Given request ::
Gather all lines with "angle" from the records.

Figure record listings
┄┄┄┄┄┄┄┄┄┄┄┄┄┄┄┄┄┄┄┄

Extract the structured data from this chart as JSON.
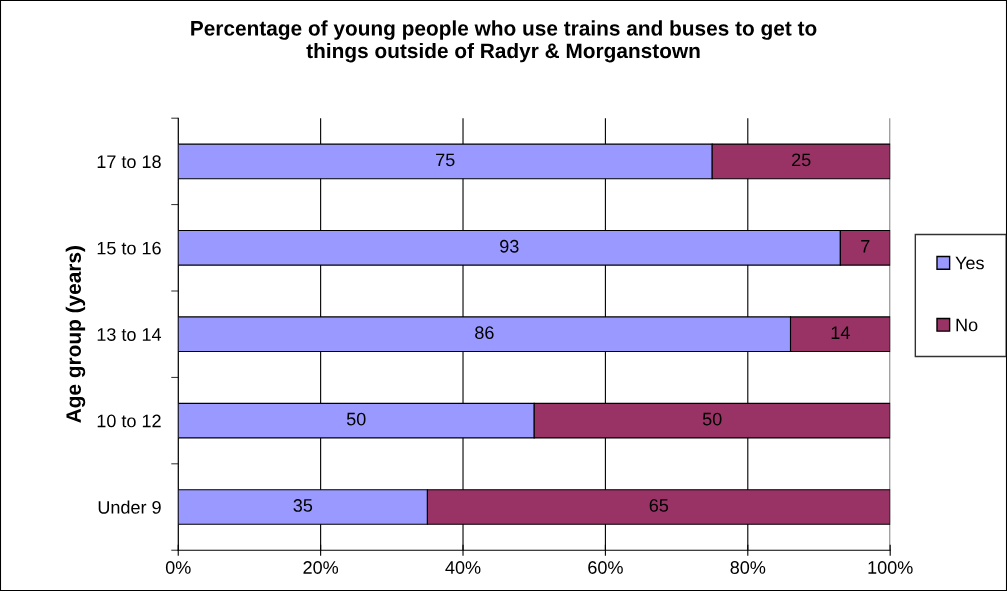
{
  "chart_data": {
    "type": "bar",
    "orientation": "horizontal",
    "stacked": true,
    "title": "Percentage of young people who use trains and buses to get to\nthings outside of Radyr & Morganstown",
    "ylabel": "Age group (years)",
    "categories": [
      "17 to 18",
      "15 to 16",
      "13 to 14",
      "10 to 12",
      "Under 9"
    ],
    "series": [
      {
        "name": "Yes",
        "color": "#9999ff",
        "values": [
          75,
          93,
          86,
          50,
          35
        ]
      },
      {
        "name": "No",
        "color": "#993366",
        "values": [
          25,
          7,
          14,
          50,
          65
        ]
      }
    ],
    "xlim": [
      0,
      100
    ],
    "xticks": [
      {
        "value": 0,
        "label": "0%"
      },
      {
        "value": 20,
        "label": "20%"
      },
      {
        "value": 40,
        "label": "40%"
      },
      {
        "value": 60,
        "label": "60%"
      },
      {
        "value": 80,
        "label": "80%"
      },
      {
        "value": 100,
        "label": "100%"
      }
    ],
    "grid": "x",
    "legend": "right",
    "data_labels": true
  }
}
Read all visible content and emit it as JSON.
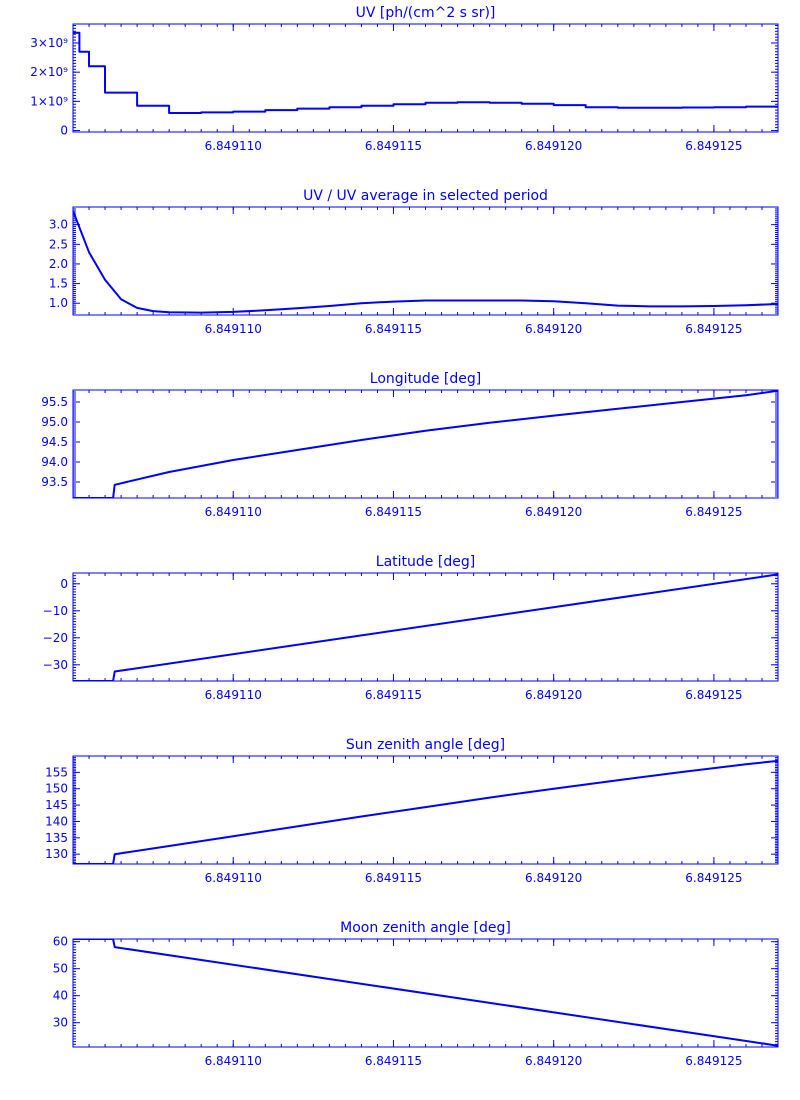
{
  "colors": {
    "line": "#0000ff",
    "background": "#ffffff"
  },
  "chart_data": [
    {
      "type": "line",
      "title": "UV [ph/(cm^2 s sr)]",
      "xlabel": "",
      "ylabel": "",
      "xlim": [
        6.849105,
        6.849127
      ],
      "ylim": [
        -50000000,
        3650000000
      ],
      "x_ticks": [
        6.84911,
        6.849115,
        6.84912,
        6.849125
      ],
      "x_tick_labels": [
        "6.849110",
        "6.849115",
        "6.849120",
        "6.849125"
      ],
      "y_ticks": [
        0,
        1000000000,
        2000000000,
        3000000000
      ],
      "y_tick_labels": [
        "0",
        "1×10⁹",
        "2×10⁹",
        "3×10⁹"
      ],
      "step": true,
      "grid": false,
      "series": [
        {
          "x": [
            6.849105,
            6.8491052,
            6.8491055,
            6.849106,
            6.849107,
            6.849108,
            6.849109,
            6.84911,
            6.849111,
            6.849112,
            6.849113,
            6.849114,
            6.849115,
            6.849116,
            6.849117,
            6.849118,
            6.849119,
            6.84912,
            6.849121,
            6.849122,
            6.849123,
            6.849124,
            6.849125,
            6.849126,
            6.849127
          ],
          "y": [
            3350000000,
            2700000000,
            2200000000,
            1300000000,
            850000000,
            600000000,
            620000000,
            650000000,
            700000000,
            750000000,
            800000000,
            850000000,
            900000000,
            950000000,
            970000000,
            950000000,
            920000000,
            870000000,
            800000000,
            780000000,
            780000000,
            790000000,
            800000000,
            820000000,
            850000000
          ]
        }
      ]
    },
    {
      "type": "line",
      "title": "UV / UV average in selected period",
      "xlabel": "",
      "ylabel": "",
      "xlim": [
        6.849105,
        6.849127
      ],
      "ylim": [
        0.7,
        3.45
      ],
      "x_ticks": [
        6.84911,
        6.849115,
        6.84912,
        6.849125
      ],
      "x_tick_labels": [
        "6.849110",
        "6.849115",
        "6.849120",
        "6.849125"
      ],
      "y_ticks": [
        1.0,
        1.5,
        2.0,
        2.5,
        3.0
      ],
      "y_tick_labels": [
        "1.0",
        "1.5",
        "2.0",
        "2.5",
        "3.0"
      ],
      "grid": false,
      "series": [
        {
          "x": [
            6.849105,
            6.8491055,
            6.849106,
            6.8491065,
            6.849107,
            6.8491075,
            6.849108,
            6.849109,
            6.84911,
            6.849111,
            6.849112,
            6.849113,
            6.849114,
            6.849115,
            6.849116,
            6.849117,
            6.849118,
            6.849119,
            6.84912,
            6.849121,
            6.849122,
            6.849123,
            6.849124,
            6.849125,
            6.849126,
            6.849127
          ],
          "y": [
            3.35,
            2.3,
            1.6,
            1.1,
            0.88,
            0.8,
            0.77,
            0.76,
            0.78,
            0.82,
            0.87,
            0.93,
            1.0,
            1.04,
            1.07,
            1.07,
            1.07,
            1.07,
            1.05,
            1.0,
            0.94,
            0.92,
            0.92,
            0.93,
            0.95,
            0.98
          ]
        }
      ]
    },
    {
      "type": "line",
      "title": "Longitude [deg]",
      "xlabel": "",
      "ylabel": "",
      "xlim": [
        6.849105,
        6.849127
      ],
      "ylim": [
        93.1,
        95.8
      ],
      "x_ticks": [
        6.84911,
        6.849115,
        6.84912,
        6.849125
      ],
      "x_tick_labels": [
        "6.849110",
        "6.849115",
        "6.849120",
        "6.849125"
      ],
      "y_ticks": [
        93.5,
        94.0,
        94.5,
        95.0,
        95.5
      ],
      "y_tick_labels": [
        "93.5",
        "94.0",
        "94.5",
        "95.0",
        "95.5"
      ],
      "grid": false,
      "series": [
        {
          "x": [
            6.849105,
            6.84910625,
            6.8491063,
            6.849108,
            6.84911,
            6.849112,
            6.849114,
            6.849116,
            6.849118,
            6.84912,
            6.849122,
            6.849124,
            6.849126,
            6.849127
          ],
          "y": [
            93.1,
            93.1,
            93.43,
            93.75,
            94.05,
            94.3,
            94.55,
            94.78,
            94.98,
            95.16,
            95.33,
            95.5,
            95.67,
            95.78
          ]
        }
      ]
    },
    {
      "type": "line",
      "title": "Latitude [deg]",
      "xlabel": "",
      "ylabel": "",
      "xlim": [
        6.849105,
        6.849127
      ],
      "ylim": [
        -36,
        4
      ],
      "x_ticks": [
        6.84911,
        6.849115,
        6.84912,
        6.849125
      ],
      "x_tick_labels": [
        "6.849110",
        "6.849115",
        "6.849120",
        "6.849125"
      ],
      "y_ticks": [
        -30,
        -20,
        -10,
        0
      ],
      "y_tick_labels": [
        "−30",
        "−20",
        "−10",
        "0"
      ],
      "grid": false,
      "series": [
        {
          "x": [
            6.849105,
            6.84910625,
            6.8491063,
            6.849127
          ],
          "y": [
            -36,
            -36,
            -32.5,
            3.5
          ]
        }
      ]
    },
    {
      "type": "line",
      "title": "Sun zenith angle [deg]",
      "xlabel": "",
      "ylabel": "",
      "xlim": [
        6.849105,
        6.849127
      ],
      "ylim": [
        127,
        160
      ],
      "x_ticks": [
        6.84911,
        6.849115,
        6.84912,
        6.849125
      ],
      "x_tick_labels": [
        "6.849110",
        "6.849115",
        "6.849120",
        "6.849125"
      ],
      "y_ticks": [
        130,
        135,
        140,
        145,
        150,
        155
      ],
      "y_tick_labels": [
        "130",
        "135",
        "140",
        "145",
        "150",
        "155"
      ],
      "grid": false,
      "series": [
        {
          "x": [
            6.849105,
            6.84910625,
            6.8491063,
            6.849108,
            6.84911,
            6.849112,
            6.849114,
            6.849116,
            6.849118,
            6.84912,
            6.849122,
            6.849124,
            6.849126,
            6.849127
          ],
          "y": [
            127,
            127,
            130,
            132.5,
            135.5,
            138.5,
            141.5,
            144.4,
            147.3,
            150.0,
            152.6,
            155.1,
            157.5,
            158.5
          ]
        }
      ]
    },
    {
      "type": "line",
      "title": "Moon zenith angle [deg]",
      "xlabel": "",
      "ylabel": "",
      "xlim": [
        6.849105,
        6.849127
      ],
      "ylim": [
        21,
        61
      ],
      "x_ticks": [
        6.84911,
        6.849115,
        6.84912,
        6.849125
      ],
      "x_tick_labels": [
        "6.849110",
        "6.849115",
        "6.849120",
        "6.849125"
      ],
      "y_ticks": [
        30,
        40,
        50,
        60
      ],
      "y_tick_labels": [
        "30",
        "40",
        "50",
        "60"
      ],
      "grid": false,
      "series": [
        {
          "x": [
            6.849105,
            6.84910625,
            6.8491063,
            6.849127
          ],
          "y": [
            61,
            61,
            58,
            21.5
          ]
        }
      ]
    }
  ]
}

┄┄┄┄┄┄┄┄┄┄┄┄┄┄┄┄┄┄┄┄

Solution to the exercise ::
      "title": "Sun zenith angle [deg]",
      "title": "Moon zenith angle [deg]",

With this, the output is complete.